Top of Extract to read
The Dolphins lead the NFL with 619 yards gained after the catch because Hill (28 catches for 470 yards) and Waddle (12 catches for 210 yards) can take the short pass and turn it into a big gain by running away from tacklers.

Mostert and Achane do the same out of the backfield, which is why the Dolphins have the NFL’s five fastest ball-carrier speeds this season, according to NextGenStats.

New York Giants cornerback Adoree’ Jackson
Robert Sabo for NY Post

“Speed is the most deadly thing,” said Fox analyst Jonathan Vilma, a former Jets linebacker who will be in the booth for the Giants-Dolphins broadcast. “It is an enhancer — or an upgrade pack from a video game — to your quarterback. It makes everything five times better offensively and 10 times harder to defend.”

The Giants look particularly vulnerable because of their trend of slow starts (outscored 33-3 in the first quarter) and the Dolphins’ fast starts (10.6 yards per play with 17 total points scored on their four game-opening possessions).

With quarterback Tua Tagovailoa at the controls, the Dolphins average a league-high 511 yards per game — 113 more than the No. 2 49ers.

Tyreek Hill #10 of the Miami Dolphins and Raheem Mostert #31 of the Miami Dolphins celebrate a touchdown with teammates.
Getty Images

“Even if you think you can mimic it, it’s not [the same],” defensive coordinator Wink Martindale said. “That’s why they’re so successful on their first drives. Guys have to get used to the speed of the game and the speed of those guys. It’s like if you were driving on Daytona [in] NASCAR and jumped and tried to race against a Formula 1 guy.”
Bottom of Extract to read
Activities:
a. Reproduce the passage of the article on the Dolphins' speed that opens with the words containing "The Giants look" and closes with "four game-opening possessions).".
b. Continue the article on the Miami Dolphins' offensive speed, starting after its final sentence.
Top of Provided material
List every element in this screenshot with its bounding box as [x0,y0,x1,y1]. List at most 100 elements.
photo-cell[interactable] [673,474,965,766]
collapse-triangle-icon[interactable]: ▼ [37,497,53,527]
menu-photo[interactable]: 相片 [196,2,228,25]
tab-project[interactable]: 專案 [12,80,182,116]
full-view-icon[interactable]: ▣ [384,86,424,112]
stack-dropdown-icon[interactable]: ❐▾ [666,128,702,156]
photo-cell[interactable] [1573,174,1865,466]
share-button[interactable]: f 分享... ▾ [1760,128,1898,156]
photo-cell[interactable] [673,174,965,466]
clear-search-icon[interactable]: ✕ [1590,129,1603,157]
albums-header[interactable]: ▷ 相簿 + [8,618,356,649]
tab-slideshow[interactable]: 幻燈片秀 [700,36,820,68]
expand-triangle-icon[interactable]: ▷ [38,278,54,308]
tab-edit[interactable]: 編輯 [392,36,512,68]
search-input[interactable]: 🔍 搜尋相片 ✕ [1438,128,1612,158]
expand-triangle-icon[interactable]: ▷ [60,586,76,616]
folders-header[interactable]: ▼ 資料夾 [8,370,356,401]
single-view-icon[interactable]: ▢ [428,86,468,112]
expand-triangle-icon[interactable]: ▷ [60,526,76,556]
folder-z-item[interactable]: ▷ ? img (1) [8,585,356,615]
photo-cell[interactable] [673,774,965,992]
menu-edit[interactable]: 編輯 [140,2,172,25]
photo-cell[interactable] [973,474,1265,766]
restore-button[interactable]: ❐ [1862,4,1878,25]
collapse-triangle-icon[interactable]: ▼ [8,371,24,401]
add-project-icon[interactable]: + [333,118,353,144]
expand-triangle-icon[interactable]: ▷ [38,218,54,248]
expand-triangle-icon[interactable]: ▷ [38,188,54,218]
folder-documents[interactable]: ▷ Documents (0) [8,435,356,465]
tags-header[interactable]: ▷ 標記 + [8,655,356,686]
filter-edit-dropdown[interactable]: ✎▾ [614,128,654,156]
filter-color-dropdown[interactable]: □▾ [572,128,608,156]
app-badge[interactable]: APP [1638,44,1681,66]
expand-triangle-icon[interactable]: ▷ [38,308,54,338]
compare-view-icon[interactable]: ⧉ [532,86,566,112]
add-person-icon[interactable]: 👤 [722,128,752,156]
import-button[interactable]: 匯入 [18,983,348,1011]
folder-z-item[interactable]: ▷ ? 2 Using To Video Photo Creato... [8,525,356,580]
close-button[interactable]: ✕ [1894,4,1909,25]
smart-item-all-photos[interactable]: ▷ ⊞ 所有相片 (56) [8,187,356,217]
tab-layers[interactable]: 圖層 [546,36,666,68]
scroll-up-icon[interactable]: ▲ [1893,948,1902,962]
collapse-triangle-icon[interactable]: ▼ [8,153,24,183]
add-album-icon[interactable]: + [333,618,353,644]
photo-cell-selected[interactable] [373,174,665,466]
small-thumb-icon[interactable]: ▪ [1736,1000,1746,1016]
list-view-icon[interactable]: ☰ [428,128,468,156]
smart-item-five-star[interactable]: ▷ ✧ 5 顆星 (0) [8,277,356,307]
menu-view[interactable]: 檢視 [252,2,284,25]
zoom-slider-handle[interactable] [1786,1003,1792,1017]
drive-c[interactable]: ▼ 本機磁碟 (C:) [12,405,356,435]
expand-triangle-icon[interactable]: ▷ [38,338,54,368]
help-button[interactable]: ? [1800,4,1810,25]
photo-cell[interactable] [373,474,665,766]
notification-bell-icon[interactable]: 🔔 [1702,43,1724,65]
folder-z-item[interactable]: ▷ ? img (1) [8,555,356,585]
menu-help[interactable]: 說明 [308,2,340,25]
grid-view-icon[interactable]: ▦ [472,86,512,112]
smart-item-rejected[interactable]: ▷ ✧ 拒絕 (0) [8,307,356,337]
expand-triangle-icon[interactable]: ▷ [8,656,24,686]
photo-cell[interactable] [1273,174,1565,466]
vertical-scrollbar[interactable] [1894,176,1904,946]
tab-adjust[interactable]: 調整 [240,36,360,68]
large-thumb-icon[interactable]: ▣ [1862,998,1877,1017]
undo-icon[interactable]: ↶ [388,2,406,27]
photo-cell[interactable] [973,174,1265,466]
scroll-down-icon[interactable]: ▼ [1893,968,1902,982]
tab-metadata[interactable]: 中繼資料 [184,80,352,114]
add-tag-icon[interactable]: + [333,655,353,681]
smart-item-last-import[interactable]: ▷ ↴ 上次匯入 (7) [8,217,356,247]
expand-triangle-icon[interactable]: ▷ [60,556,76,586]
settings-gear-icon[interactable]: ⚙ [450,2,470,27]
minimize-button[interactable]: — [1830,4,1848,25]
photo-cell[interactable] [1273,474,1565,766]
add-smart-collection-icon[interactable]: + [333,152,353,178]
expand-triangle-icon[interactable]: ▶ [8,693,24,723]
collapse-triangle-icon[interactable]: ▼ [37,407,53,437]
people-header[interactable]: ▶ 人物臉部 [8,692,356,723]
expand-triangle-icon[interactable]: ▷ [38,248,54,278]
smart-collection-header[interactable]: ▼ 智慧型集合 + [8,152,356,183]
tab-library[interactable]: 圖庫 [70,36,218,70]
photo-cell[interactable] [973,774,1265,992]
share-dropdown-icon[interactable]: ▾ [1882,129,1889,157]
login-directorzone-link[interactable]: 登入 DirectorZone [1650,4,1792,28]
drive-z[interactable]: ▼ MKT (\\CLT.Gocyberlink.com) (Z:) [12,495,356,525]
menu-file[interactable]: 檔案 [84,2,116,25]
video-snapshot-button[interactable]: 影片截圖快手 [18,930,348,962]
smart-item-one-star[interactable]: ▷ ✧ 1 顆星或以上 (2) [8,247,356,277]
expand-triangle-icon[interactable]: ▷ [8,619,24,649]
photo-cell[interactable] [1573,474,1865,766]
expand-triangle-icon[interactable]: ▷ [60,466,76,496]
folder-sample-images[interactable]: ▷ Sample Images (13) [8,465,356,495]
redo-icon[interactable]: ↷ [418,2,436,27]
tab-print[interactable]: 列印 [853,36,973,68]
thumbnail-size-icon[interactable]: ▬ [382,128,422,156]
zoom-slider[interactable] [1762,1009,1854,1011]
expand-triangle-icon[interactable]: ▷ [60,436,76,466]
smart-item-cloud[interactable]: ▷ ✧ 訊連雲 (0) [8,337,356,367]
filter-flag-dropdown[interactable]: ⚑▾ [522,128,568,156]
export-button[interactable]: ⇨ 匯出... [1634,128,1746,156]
Bottom of Provided material
Task-by-task outputs:
a.
The Giants look particularly vulnerable because of their trend of slow starts (outscored 33-3 in the first quarter) and the Dolphins’ fast starts (10.6 yards per play with 17 total points scored on their four game-opening possessions).

b.
For non-racing experts: A NASCAR automobile accelerates from zero-to-60 mph in 3.4 seconds compared to 2.6 in Formula 1.

The average top speed in Formula 1 is about twice as fast.

Miami Dolphins quarterback Tua Tagovailoa
AP

“They are faster than fast,” said Martindale, who compared the Dolphins to the 1999-2001 “Greatest Show on Turf” Rams.

In their one game on the grass at Hard Rock Stadium — located roughly 250 miles from the Daytona International Speedway — the Dolphins scored 70 points against the Broncos.

“Somebody said they scored 70 … and I thought they were joking,” Jackson said of when he first heard the NFL scores on Sept. 24.

“Then I go look and I’m like, ‘Oh s–t. The game got lopsided quick.’ Seventy points is unheard of. The ball is going to be in the air, so it gives the defense an opportunity to make plays. That’s the positive. The negative is if you don’t, then 70 points are put up on the board.”

So, what’s a defensive play-caller to do? Especially Martindale, whose preference is to blitz and leave cornerbacks in man-to-man coverage.

“Wink Martindale’s defense has been very successful for many years,” Vilma said. “When it becomes hard [is to say] ‘Just play Cover 2.’ Not if you haven’t practiced it. That’s where the challenge is — choosing maybe a zone defense that they did practice and are good at and can communicate.”

One Giant who could see a matchup-based uptick in playing time is athletic inside linebacker Isaiah Simmons.

He will be on alert for pre-snap motion, which the Dolphins are using more frequently than any NFL team since 2017, according to ESPN.

“You have to lock into your keys and not let them behind you — that’s really the only way to defend the speed,” Simmons said. “They present a lot of eye candy and things that can distract you, so you have to have discipline with your eyes and depth in your drops.”

The Bills held the Dolphins to 20 points last week with the complement of their offense keeping the ball for long drives and piling up touchdowns to build a lead.

The Giants haven’t shown the capability to use that formula, so it rests on the defense.

“The way to slow them down — not necessarily stop them — is to go after the point guard,” Vilma said. “You have to figure out to confuse Tua, mentally make the coverages a little muddy for him, figure out how to speed up his clock or get him out of the pocket. There’s just no way you can say, ‘Run stride-for-stride with Tyreek and Jaylen for 60 minutes.’ Not happening.”